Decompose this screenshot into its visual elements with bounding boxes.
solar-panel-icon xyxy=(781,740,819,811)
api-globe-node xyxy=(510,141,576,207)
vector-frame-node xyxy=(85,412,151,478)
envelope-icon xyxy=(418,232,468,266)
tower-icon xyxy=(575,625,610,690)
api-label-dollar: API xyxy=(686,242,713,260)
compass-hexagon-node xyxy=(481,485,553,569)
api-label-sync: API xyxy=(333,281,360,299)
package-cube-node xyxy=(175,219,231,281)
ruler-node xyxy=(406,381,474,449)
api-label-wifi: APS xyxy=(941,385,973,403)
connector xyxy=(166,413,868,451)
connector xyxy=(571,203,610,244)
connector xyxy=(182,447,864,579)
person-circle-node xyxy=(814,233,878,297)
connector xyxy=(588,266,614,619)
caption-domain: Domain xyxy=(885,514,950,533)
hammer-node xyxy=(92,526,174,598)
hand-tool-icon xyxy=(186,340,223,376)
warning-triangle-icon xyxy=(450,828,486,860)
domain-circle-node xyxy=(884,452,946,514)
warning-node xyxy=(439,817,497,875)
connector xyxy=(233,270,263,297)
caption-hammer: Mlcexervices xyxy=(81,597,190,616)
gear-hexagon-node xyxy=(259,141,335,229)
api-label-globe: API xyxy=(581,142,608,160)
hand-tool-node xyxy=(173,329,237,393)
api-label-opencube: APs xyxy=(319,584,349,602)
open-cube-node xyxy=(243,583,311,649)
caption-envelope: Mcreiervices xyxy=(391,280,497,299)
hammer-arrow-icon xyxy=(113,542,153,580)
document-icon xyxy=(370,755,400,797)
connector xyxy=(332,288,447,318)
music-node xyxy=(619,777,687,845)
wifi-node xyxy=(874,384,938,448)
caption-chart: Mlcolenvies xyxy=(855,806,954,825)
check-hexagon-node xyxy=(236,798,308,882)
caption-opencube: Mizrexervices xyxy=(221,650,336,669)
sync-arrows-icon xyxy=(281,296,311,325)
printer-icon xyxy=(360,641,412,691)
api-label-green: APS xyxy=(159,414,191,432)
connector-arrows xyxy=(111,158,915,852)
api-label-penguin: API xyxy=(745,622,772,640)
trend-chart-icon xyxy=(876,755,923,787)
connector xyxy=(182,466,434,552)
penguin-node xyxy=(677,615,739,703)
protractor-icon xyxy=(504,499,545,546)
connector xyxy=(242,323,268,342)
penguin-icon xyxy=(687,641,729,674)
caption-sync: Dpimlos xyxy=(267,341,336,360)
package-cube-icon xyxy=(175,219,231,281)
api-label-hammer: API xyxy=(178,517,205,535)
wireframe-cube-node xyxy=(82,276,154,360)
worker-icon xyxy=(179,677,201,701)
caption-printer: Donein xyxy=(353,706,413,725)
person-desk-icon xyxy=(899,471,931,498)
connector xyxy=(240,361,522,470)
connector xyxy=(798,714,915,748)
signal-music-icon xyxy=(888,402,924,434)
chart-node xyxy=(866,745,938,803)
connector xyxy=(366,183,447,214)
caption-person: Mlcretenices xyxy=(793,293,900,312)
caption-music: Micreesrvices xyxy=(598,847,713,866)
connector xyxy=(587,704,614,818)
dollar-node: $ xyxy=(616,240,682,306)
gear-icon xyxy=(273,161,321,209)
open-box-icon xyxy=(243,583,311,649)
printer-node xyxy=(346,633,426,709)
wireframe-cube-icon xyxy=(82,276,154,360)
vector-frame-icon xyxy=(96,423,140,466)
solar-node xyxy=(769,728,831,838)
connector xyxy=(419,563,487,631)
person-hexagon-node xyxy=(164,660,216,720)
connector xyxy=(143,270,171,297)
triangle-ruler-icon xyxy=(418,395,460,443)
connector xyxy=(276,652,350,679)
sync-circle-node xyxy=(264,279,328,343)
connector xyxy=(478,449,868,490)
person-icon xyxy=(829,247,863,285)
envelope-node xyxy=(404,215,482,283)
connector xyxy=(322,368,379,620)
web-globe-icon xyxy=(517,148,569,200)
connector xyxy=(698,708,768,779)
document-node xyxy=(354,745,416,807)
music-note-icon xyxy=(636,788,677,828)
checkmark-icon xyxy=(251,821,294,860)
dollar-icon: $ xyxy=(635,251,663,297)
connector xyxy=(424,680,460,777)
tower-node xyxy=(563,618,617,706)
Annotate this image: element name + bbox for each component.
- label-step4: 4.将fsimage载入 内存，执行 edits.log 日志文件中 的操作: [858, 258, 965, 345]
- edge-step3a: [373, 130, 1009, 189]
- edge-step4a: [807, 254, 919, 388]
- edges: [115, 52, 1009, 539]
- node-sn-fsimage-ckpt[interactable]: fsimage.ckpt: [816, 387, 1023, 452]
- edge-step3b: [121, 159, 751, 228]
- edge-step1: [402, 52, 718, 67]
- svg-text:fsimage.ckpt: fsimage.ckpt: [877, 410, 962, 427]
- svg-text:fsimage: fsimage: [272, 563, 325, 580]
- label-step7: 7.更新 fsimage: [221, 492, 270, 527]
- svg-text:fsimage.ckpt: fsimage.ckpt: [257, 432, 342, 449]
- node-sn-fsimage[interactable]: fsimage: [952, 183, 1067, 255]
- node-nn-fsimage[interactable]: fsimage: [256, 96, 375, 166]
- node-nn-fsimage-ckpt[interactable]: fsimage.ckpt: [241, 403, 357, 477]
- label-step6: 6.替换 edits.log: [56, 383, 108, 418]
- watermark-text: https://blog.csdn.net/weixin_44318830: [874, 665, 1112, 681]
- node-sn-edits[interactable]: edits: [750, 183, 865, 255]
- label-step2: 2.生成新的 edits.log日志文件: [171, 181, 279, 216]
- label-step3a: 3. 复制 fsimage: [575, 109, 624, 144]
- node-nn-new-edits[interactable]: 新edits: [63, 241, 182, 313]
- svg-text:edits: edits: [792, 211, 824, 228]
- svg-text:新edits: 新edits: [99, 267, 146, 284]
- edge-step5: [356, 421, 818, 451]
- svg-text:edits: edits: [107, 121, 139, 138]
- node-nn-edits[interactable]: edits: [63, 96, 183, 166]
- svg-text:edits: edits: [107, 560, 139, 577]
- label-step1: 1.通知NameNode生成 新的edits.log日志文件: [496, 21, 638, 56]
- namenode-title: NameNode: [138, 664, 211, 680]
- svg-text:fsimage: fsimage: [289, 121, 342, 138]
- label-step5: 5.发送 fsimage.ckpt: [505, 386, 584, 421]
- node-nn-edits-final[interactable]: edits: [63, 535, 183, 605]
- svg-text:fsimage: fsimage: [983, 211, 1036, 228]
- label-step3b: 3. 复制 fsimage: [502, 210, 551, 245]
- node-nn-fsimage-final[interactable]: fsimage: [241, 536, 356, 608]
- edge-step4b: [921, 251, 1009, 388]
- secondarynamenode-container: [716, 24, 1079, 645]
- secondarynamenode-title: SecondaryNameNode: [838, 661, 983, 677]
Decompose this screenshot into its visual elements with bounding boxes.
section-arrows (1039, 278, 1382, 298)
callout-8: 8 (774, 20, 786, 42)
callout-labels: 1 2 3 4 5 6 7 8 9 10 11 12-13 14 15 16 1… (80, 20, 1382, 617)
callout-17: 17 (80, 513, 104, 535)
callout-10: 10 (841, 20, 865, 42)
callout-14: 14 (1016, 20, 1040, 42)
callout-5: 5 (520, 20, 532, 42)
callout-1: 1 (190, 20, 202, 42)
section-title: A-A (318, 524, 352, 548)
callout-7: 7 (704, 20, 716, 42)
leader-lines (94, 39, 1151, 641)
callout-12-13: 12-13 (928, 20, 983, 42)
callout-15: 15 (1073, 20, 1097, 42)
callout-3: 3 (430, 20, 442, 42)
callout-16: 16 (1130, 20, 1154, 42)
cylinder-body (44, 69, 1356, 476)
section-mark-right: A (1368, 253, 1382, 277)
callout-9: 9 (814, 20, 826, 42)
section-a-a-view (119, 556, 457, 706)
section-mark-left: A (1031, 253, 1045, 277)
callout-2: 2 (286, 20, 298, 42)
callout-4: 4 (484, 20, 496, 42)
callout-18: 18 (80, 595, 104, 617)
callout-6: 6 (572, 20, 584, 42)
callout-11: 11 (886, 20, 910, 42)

******************************

## WRITTEN TASK
Write out the data from its first line up to and including the line "connector xyxy=(166,413,868,451)", keeping every line identical to the original.

## WRITTEN RESPONSE
Decompose this screenshot into its visual elements with bounding boxes.
solar-panel-icon xyxy=(781,740,819,811)
api-globe-node xyxy=(510,141,576,207)
vector-frame-node xyxy=(85,412,151,478)
envelope-icon xyxy=(418,232,468,266)
tower-icon xyxy=(575,625,610,690)
api-label-dollar: API xyxy=(686,242,713,260)
compass-hexagon-node xyxy=(481,485,553,569)
api-label-sync: API xyxy=(333,281,360,299)
package-cube-node xyxy=(175,219,231,281)
ruler-node xyxy=(406,381,474,449)
api-label-wifi: APS xyxy=(941,385,973,403)
connector xyxy=(166,413,868,451)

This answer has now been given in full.